Work to complete →
#1 Rewrite the paragraph of the nasi lemak recipe below that begins "Start by filling a small round bowl" as a numbered list of steps, keeping its main facts.
#2 Answer these questions using the nasi lemak recipe below, one answer per line:
(a) How many minutes is the rice cooked before it is first fluffed with a fork?
(b) How many dried chillies go into the sambal paste?
(c) What does Cindy use instead of the meat curry in her version of the dish?

Extracted text →
((

Ingredients, to serve 5
2 cups x Jasmine rice, rinsed and drained
1½ cups x Cold Water
1 cup x Coconut Milk
3-4 x Shallots, finely diced
1-2 x Slices of Ginger, thick cut
2 x Pandan leaves, each tied into a knot
1tsp x Sugar
Salt to taste

Put all ingredients into a large non-stick pot.  
Cover with a lid and place on high heat
Bring to a boil then immediately move pot to the hob with the lowest heat
Cook the rice without removing the lid for 15 minutes
Use a fork to fluff the rice then place lid back on and cook for another 5 minutes
Remove pot from the heat and allow to stand with the lid still covered
Discard pandan leaves and ginger before serving.  

Sambal Ikan Bilis 
This is a recipe for a more traditional style sambal made with dried anchovies or Ikan Bilis. You can blend the paste ingredients in a food processor but grinding it by hand has a much better consistency - and more satisfaction for the cook.  For a hotter sambal do not remove the seeds from the chillies.
1 cup x Ikan Bilis, rinsed in cold water, then drained with paper towel
1Tbsp x Brown Sugar
Salt to taste
In a mortar and pestle grind the following to a smooth paste:
8-10 x Dried Chillies, remove seeds and soak in warm water
½ x Red Onion, finely diced, (finely slice other ½ for use later in the recipe)
2 x Garlic cloves, roughly chopped
1 Tbsp x Belachan
Shallow fry the Ikan Bilis in batches, in a skillet on medium heat, be careful not to burn the tiny dried fish
Drain on paper towels and keep aside
Reserve any remaining oil
Place skillet on medium heat again and add remaining onion slices and a sprinkle of salt
Cook the onions down to a golden brown, do not allow these to burn
Turn out the sambal mix into the skillet and stir fry for 1-2 minutes
Add the fried Ikan Bilis to the dish and fold through to combine
Add Brown Sugar and stir through
Season with Salt to taste

Other condiments
Roasted peanuts, these can be dry roasted in a fry pan
Crispy fried Ikan Bilis, when preparing the sambal reserve a small handful of these 
Boiled egg, cut in half
Cucumber, sliced

Assembling the dish
Start by filling a small round bowl with spoonfuls of rice.  Pack it down firmly and smooth out the top.Turn upside down onto a serving plate and tap to release a half sphere of rice.Now add a generous serve of the curry, be it a Beef Rendang or Chicken Curry.Next a dash of Sambal.And finally arrange the other condiments around the plate.You now have Nasi Lemak - Enjoy!!!


Cindy said...

I had a vegetarian version of nasi lemak for breakfast when I visited Malaysia 2 years ago and fell in love! I now make it at home, using flavoured pan-fried tempeh instead of the meat curry and a seafood-free sambal. I really like the look of your coconut rice, and will have to try adding pandan next time.

ngizee said...

Hi Cindy,

Thanks for your comment.

Hmmm... Vegie Nasi Lemak sounds interesting...I guess if the rice is delicious enough all you need is a little gravy to bring it together.

))

Input data →

((

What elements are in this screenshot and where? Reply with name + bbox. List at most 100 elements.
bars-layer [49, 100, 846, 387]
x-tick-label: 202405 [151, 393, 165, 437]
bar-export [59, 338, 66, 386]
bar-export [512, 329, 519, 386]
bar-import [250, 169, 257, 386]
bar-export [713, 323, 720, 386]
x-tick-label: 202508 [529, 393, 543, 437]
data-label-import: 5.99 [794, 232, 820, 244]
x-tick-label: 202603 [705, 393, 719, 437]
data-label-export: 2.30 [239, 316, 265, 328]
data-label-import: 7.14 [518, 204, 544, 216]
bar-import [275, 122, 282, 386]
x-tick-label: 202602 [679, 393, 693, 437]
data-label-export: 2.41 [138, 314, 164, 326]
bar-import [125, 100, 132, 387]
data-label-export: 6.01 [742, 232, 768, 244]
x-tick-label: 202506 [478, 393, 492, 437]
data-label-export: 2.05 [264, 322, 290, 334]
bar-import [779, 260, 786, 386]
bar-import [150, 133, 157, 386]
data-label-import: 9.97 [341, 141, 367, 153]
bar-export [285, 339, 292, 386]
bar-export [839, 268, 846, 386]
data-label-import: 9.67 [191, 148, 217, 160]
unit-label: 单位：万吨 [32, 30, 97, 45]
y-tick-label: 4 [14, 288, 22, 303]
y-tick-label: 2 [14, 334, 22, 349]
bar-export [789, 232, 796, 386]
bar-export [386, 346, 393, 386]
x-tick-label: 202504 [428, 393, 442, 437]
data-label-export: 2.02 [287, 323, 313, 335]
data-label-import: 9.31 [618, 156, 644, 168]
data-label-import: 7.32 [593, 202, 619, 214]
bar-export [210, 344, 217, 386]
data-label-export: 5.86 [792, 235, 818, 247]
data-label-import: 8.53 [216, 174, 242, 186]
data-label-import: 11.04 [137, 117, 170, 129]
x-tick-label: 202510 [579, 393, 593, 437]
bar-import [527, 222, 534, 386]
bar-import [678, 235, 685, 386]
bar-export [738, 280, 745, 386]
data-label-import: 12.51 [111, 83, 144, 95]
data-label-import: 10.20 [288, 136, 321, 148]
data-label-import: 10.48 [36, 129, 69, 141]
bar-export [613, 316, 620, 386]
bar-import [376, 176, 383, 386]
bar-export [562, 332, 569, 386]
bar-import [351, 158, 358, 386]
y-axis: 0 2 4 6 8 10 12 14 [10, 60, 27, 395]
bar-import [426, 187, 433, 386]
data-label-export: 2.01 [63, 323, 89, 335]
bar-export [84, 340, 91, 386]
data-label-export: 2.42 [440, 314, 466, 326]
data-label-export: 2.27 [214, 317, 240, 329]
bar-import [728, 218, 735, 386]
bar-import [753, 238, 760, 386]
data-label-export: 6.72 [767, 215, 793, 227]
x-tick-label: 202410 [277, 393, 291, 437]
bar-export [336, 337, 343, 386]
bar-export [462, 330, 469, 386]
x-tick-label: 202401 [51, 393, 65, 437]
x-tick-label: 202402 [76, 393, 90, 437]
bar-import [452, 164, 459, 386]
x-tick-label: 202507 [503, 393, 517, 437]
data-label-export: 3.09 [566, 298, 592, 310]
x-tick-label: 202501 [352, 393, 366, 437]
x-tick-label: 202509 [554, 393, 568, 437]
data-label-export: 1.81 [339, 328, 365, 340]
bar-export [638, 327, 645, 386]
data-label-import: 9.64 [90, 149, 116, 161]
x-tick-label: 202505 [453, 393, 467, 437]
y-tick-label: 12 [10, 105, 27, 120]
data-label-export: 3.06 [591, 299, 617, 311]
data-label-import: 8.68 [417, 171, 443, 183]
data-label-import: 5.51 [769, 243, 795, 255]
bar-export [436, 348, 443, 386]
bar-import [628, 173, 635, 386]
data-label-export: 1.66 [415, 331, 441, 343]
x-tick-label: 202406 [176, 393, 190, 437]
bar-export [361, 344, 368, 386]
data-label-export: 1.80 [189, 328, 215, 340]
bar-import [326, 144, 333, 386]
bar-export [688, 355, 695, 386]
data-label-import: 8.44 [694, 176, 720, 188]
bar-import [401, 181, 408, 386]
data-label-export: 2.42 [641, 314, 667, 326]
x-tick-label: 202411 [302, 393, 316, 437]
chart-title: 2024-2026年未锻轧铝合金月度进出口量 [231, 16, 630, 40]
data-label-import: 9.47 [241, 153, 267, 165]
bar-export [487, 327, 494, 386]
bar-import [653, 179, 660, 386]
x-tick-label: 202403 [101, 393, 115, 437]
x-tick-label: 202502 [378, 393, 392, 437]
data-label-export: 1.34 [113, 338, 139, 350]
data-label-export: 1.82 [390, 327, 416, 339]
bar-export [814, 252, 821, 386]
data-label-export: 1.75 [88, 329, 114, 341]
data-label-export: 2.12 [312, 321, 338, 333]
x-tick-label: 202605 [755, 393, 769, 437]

))

Responses for each task →
#1
1. Fill a small round bowl with spoonfuls of rice, pack it down firmly, and smooth out the top.
2. Turn the bowl upside down onto a serving plate and tap it to release a half sphere of rice.
3. Add a generous serve of the curry, such as Beef Rendang or Chicken Curry.
4. Add a dash of Sambal.
5. Arrange the other condiments around the plate.

#2
(a) 15 minutes.
(b) 8 to 10 dried chillies.
(c) Flavoured pan-fried tempeh.